• **THE TASK**
Each entry below is to be written out exactly, and the pictures are to be left out.

• **SUPPLIED INFORMATION**

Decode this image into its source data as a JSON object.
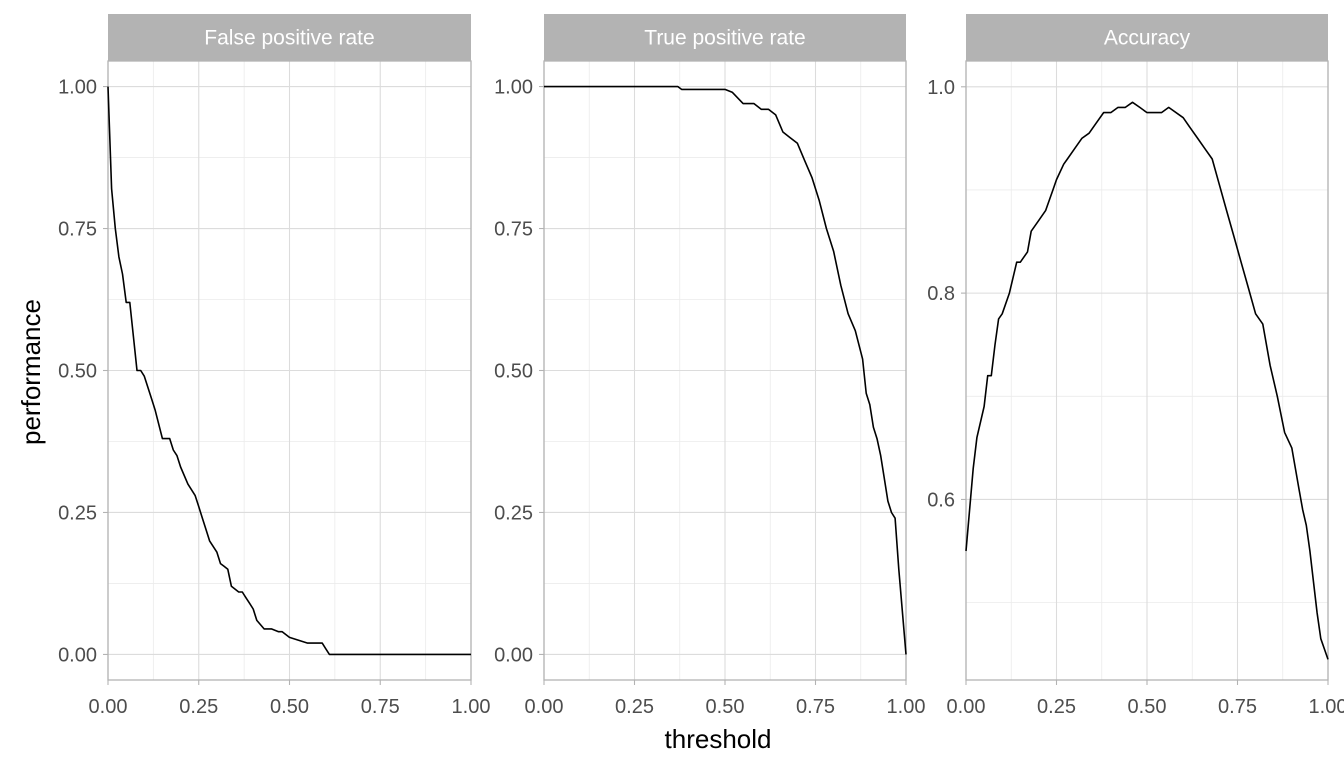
{
  "chart_data": {
    "type": "line",
    "xlabel": "threshold",
    "ylabel": "performance",
    "grid": true,
    "legend": "none",
    "facets": [
      {
        "strip": "False positive rate",
        "xlim": [
          0,
          1
        ],
        "ylim": [
          -0.045,
          1.045
        ],
        "x_ticks": [
          "0.00",
          "0.25",
          "0.50",
          "0.75",
          "1.00"
        ],
        "x_tick_values": [
          0,
          0.25,
          0.5,
          0.75,
          1
        ],
        "y_ticks": [
          "0.00",
          "0.25",
          "0.50",
          "0.75",
          "1.00"
        ],
        "y_tick_values": [
          0,
          0.25,
          0.5,
          0.75,
          1
        ],
        "series": [
          {
            "x": [
              0,
              0.01,
              0.02,
              0.03,
              0.04,
              0.05,
              0.06,
              0.07,
              0.08,
              0.09,
              0.1,
              0.12,
              0.13,
              0.15,
              0.16,
              0.17,
              0.18,
              0.19,
              0.2,
              0.22,
              0.24,
              0.25,
              0.26,
              0.27,
              0.28,
              0.3,
              0.31,
              0.32,
              0.33,
              0.34,
              0.36,
              0.37,
              0.38,
              0.39,
              0.4,
              0.41,
              0.43,
              0.44,
              0.45,
              0.47,
              0.48,
              0.5,
              0.55,
              0.58,
              0.59,
              0.6,
              0.61,
              0.65,
              0.75,
              0.85,
              1.0
            ],
            "y": [
              1.0,
              0.82,
              0.75,
              0.7,
              0.67,
              0.62,
              0.62,
              0.56,
              0.5,
              0.5,
              0.49,
              0.45,
              0.43,
              0.38,
              0.38,
              0.38,
              0.36,
              0.35,
              0.33,
              0.3,
              0.28,
              0.26,
              0.24,
              0.22,
              0.2,
              0.18,
              0.16,
              0.155,
              0.15,
              0.12,
              0.11,
              0.11,
              0.1,
              0.09,
              0.08,
              0.06,
              0.045,
              0.045,
              0.045,
              0.04,
              0.04,
              0.03,
              0.02,
              0.02,
              0.02,
              0.01,
              0.0,
              0.0,
              0.0,
              0.0,
              0.0
            ]
          }
        ]
      },
      {
        "strip": "True positive rate",
        "xlim": [
          0,
          1
        ],
        "ylim": [
          -0.045,
          1.045
        ],
        "x_ticks": [
          "0.00",
          "0.25",
          "0.50",
          "0.75",
          "1.00"
        ],
        "x_tick_values": [
          0,
          0.25,
          0.5,
          0.75,
          1
        ],
        "y_ticks": [
          "0.00",
          "0.25",
          "0.50",
          "0.75",
          "1.00"
        ],
        "y_tick_values": [
          0,
          0.25,
          0.5,
          0.75,
          1
        ],
        "series": [
          {
            "x": [
              0,
              0.1,
              0.2,
              0.3,
              0.37,
              0.38,
              0.45,
              0.5,
              0.52,
              0.55,
              0.58,
              0.6,
              0.62,
              0.64,
              0.66,
              0.68,
              0.7,
              0.72,
              0.74,
              0.76,
              0.78,
              0.8,
              0.82,
              0.84,
              0.86,
              0.88,
              0.89,
              0.9,
              0.91,
              0.92,
              0.93,
              0.94,
              0.95,
              0.96,
              0.97,
              0.98,
              1.0
            ],
            "y": [
              1.0,
              1.0,
              1.0,
              1.0,
              1.0,
              0.995,
              0.995,
              0.995,
              0.99,
              0.97,
              0.97,
              0.96,
              0.96,
              0.95,
              0.92,
              0.91,
              0.9,
              0.87,
              0.84,
              0.8,
              0.75,
              0.71,
              0.65,
              0.6,
              0.57,
              0.52,
              0.46,
              0.44,
              0.4,
              0.38,
              0.35,
              0.31,
              0.27,
              0.25,
              0.24,
              0.15,
              0.0
            ]
          }
        ]
      },
      {
        "strip": "Accuracy",
        "xlim": [
          0,
          1
        ],
        "ylim": [
          0.425,
          1.025
        ],
        "x_ticks": [
          "0.00",
          "0.25",
          "0.50",
          "0.75",
          "1.00"
        ],
        "x_tick_values": [
          0,
          0.25,
          0.5,
          0.75,
          1
        ],
        "y_ticks": [
          "0.6",
          "0.8",
          "1.0"
        ],
        "y_tick_values": [
          0.6,
          0.8,
          1.0
        ],
        "series": [
          {
            "x": [
              0,
              0.01,
              0.02,
              0.03,
              0.05,
              0.06,
              0.07,
              0.08,
              0.09,
              0.1,
              0.12,
              0.14,
              0.15,
              0.17,
              0.18,
              0.2,
              0.22,
              0.24,
              0.25,
              0.27,
              0.28,
              0.3,
              0.32,
              0.34,
              0.36,
              0.38,
              0.4,
              0.42,
              0.44,
              0.46,
              0.48,
              0.5,
              0.52,
              0.54,
              0.56,
              0.6,
              0.62,
              0.64,
              0.66,
              0.68,
              0.7,
              0.72,
              0.74,
              0.76,
              0.78,
              0.8,
              0.82,
              0.84,
              0.86,
              0.88,
              0.9,
              0.91,
              0.92,
              0.93,
              0.94,
              0.95,
              0.96,
              0.97,
              0.98,
              0.99,
              1.0
            ],
            "y": [
              0.55,
              0.59,
              0.63,
              0.66,
              0.69,
              0.72,
              0.72,
              0.75,
              0.775,
              0.78,
              0.8,
              0.83,
              0.83,
              0.84,
              0.86,
              0.87,
              0.88,
              0.9,
              0.91,
              0.925,
              0.93,
              0.94,
              0.95,
              0.955,
              0.965,
              0.975,
              0.975,
              0.98,
              0.98,
              0.985,
              0.98,
              0.975,
              0.975,
              0.975,
              0.98,
              0.97,
              0.96,
              0.95,
              0.94,
              0.93,
              0.905,
              0.88,
              0.855,
              0.83,
              0.805,
              0.78,
              0.77,
              0.73,
              0.7,
              0.665,
              0.65,
              0.63,
              0.61,
              0.59,
              0.575,
              0.55,
              0.52,
              0.49,
              0.465,
              0.455,
              0.445
            ]
          }
        ]
      }
    ]
  }
}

• **WRITTEN RESPONSE**
Decode this image into its source data as a JSON object.
{
  "chart_data": {
    "type": "line",
    "xlabel": "threshold",
    "ylabel": "performance",
    "grid": true,
    "legend": "none",
    "facets": [
      {
        "strip": "False positive rate",
        "xlim": [
          0,
          1
        ],
        "ylim": [
          -0.045,
          1.045
        ],
        "x_ticks": [
          "0.00",
          "0.25",
          "0.50",
          "0.75",
          "1.00"
        ],
        "x_tick_values": [
          0,
          0.25,
          0.5,
          0.75,
          1
        ],
        "y_ticks": [
          "0.00",
          "0.25",
          "0.50",
          "0.75",
          "1.00"
        ],
        "y_tick_values": [
          0,
          0.25,
          0.5,
          0.75,
          1
        ],
        "series": [
          {
            "x": [
              0,
              0.01,
              0.02,
              0.03,
              0.04,
              0.05,
              0.06,
              0.07,
              0.08,
              0.09,
              0.1,
              0.12,
              0.13,
              0.15,
              0.16,
              0.17,
              0.18,
              0.19,
              0.2,
              0.22,
              0.24,
              0.25,
              0.26,
              0.27,
              0.28,
              0.3,
              0.31,
              0.32,
              0.33,
              0.34,
              0.36,
              0.37,
              0.38,
              0.39,
              0.4,
              0.41,
              0.43,
              0.44,
              0.45,
              0.47,
              0.48,
              0.5,
              0.55,
              0.58,
              0.59,
              0.6,
              0.61,
              0.65,
              0.75,
              0.85,
              1.0
            ],
            "y": [
              1.0,
              0.82,
              0.75,
              0.7,
              0.67,
              0.62,
              0.62,
              0.56,
              0.5,
              0.5,
              0.49,
              0.45,
              0.43,
              0.38,
              0.38,
              0.38,
              0.36,
              0.35,
              0.33,
              0.3,
              0.28,
              0.26,
              0.24,
              0.22,
              0.2,
              0.18,
              0.16,
              0.155,
              0.15,
              0.12,
              0.11,
              0.11,
              0.1,
              0.09,
              0.08,
              0.06,
              0.045,
              0.045,
              0.045,
              0.04,
              0.04,
              0.03,
              0.02,
              0.02,
              0.02,
              0.01,
              0.0,
              0.0,
              0.0,
              0.0,
              0.0
            ]
          }
        ]
      },
      {
        "strip": "True positive rate",
        "xlim": [
          0,
          1
        ],
        "ylim": [
          -0.045,
          1.045
        ],
        "x_ticks": [
          "0.00",
          "0.25",
          "0.50",
          "0.75",
          "1.00"
        ],
        "x_tick_values": [
          0,
          0.25,
          0.5,
          0.75,
          1
        ],
        "y_ticks": [
          "0.00",
          "0.25",
          "0.50",
          "0.75",
          "1.00"
        ],
        "y_tick_values": [
          0,
          0.25,
          0.5,
          0.75,
          1
        ],
        "series": [
          {
            "x": [
              0,
              0.1,
              0.2,
              0.3,
              0.37,
              0.38,
              0.45,
              0.5,
              0.52,
              0.55,
              0.58,
              0.6,
              0.62,
              0.64,
              0.66,
              0.68,
              0.7,
              0.72,
              0.74,
              0.76,
              0.78,
              0.8,
              0.82,
              0.84,
              0.86,
              0.88,
              0.89,
              0.9,
              0.91,
              0.92,
              0.93,
              0.94,
              0.95,
              0.96,
              0.97,
              0.98,
              1.0
            ],
            "y": [
              1.0,
              1.0,
              1.0,
              1.0,
              1.0,
              0.995,
              0.995,
              0.995,
              0.99,
              0.97,
              0.97,
              0.96,
              0.96,
              0.95,
              0.92,
              0.91,
              0.9,
              0.87,
              0.84,
              0.8,
              0.75,
              0.71,
              0.65,
              0.6,
              0.57,
              0.52,
              0.46,
              0.44,
              0.4,
              0.38,
              0.35,
              0.31,
              0.27,
              0.25,
              0.24,
              0.15,
              0.0
            ]
          }
        ]
      },
      {
        "strip": "Accuracy",
        "xlim": [
          0,
          1
        ],
        "ylim": [
          0.425,
          1.025
        ],
        "x_ticks": [
          "0.00",
          "0.25",
          "0.50",
          "0.75",
          "1.00"
        ],
        "x_tick_values": [
          0,
          0.25,
          0.5,
          0.75,
          1
        ],
        "y_ticks": [
          "0.6",
          "0.8",
          "1.0"
        ],
        "y_tick_values": [
          0.6,
          0.8,
          1.0
        ],
        "series": [
          {
            "x": [
              0,
              0.01,
              0.02,
              0.03,
              0.05,
              0.06,
              0.07,
              0.08,
              0.09,
              0.1,
              0.12,
              0.14,
              0.15,
              0.17,
              0.18,
              0.2,
              0.22,
              0.24,
              0.25,
              0.27,
              0.28,
              0.3,
              0.32,
              0.34,
              0.36,
              0.38,
              0.4,
              0.42,
              0.44,
              0.46,
              0.48,
              0.5,
              0.52,
              0.54,
              0.56,
              0.6,
              0.62,
              0.64,
              0.66,
              0.68,
              0.7,
              0.72,
              0.74,
              0.76,
              0.78,
              0.8,
              0.82,
              0.84,
              0.86,
              0.88,
              0.9,
              0.91,
              0.92,
              0.93,
              0.94,
              0.95,
              0.96,
              0.97,
              0.98,
              0.99,
              1.0
            ],
            "y": [
              0.55,
              0.59,
              0.63,
              0.66,
              0.69,
              0.72,
              0.72,
              0.75,
              0.775,
              0.78,
              0.8,
              0.83,
              0.83,
              0.84,
              0.86,
              0.87,
              0.88,
              0.9,
              0.91,
              0.925,
              0.93,
              0.94,
              0.95,
              0.955,
              0.965,
              0.975,
              0.975,
              0.98,
              0.98,
              0.985,
              0.98,
              0.975,
              0.975,
              0.975,
              0.98,
              0.97,
              0.96,
              0.95,
              0.94,
              0.93,
              0.905,
              0.88,
              0.855,
              0.83,
              0.805,
              0.78,
              0.77,
              0.73,
              0.7,
              0.665,
              0.65,
              0.63,
              0.61,
              0.59,
              0.575,
              0.55,
              0.52,
              0.49,
              0.465,
              0.455,
              0.445
            ]
          }
        ]
      }
    ]
  }
}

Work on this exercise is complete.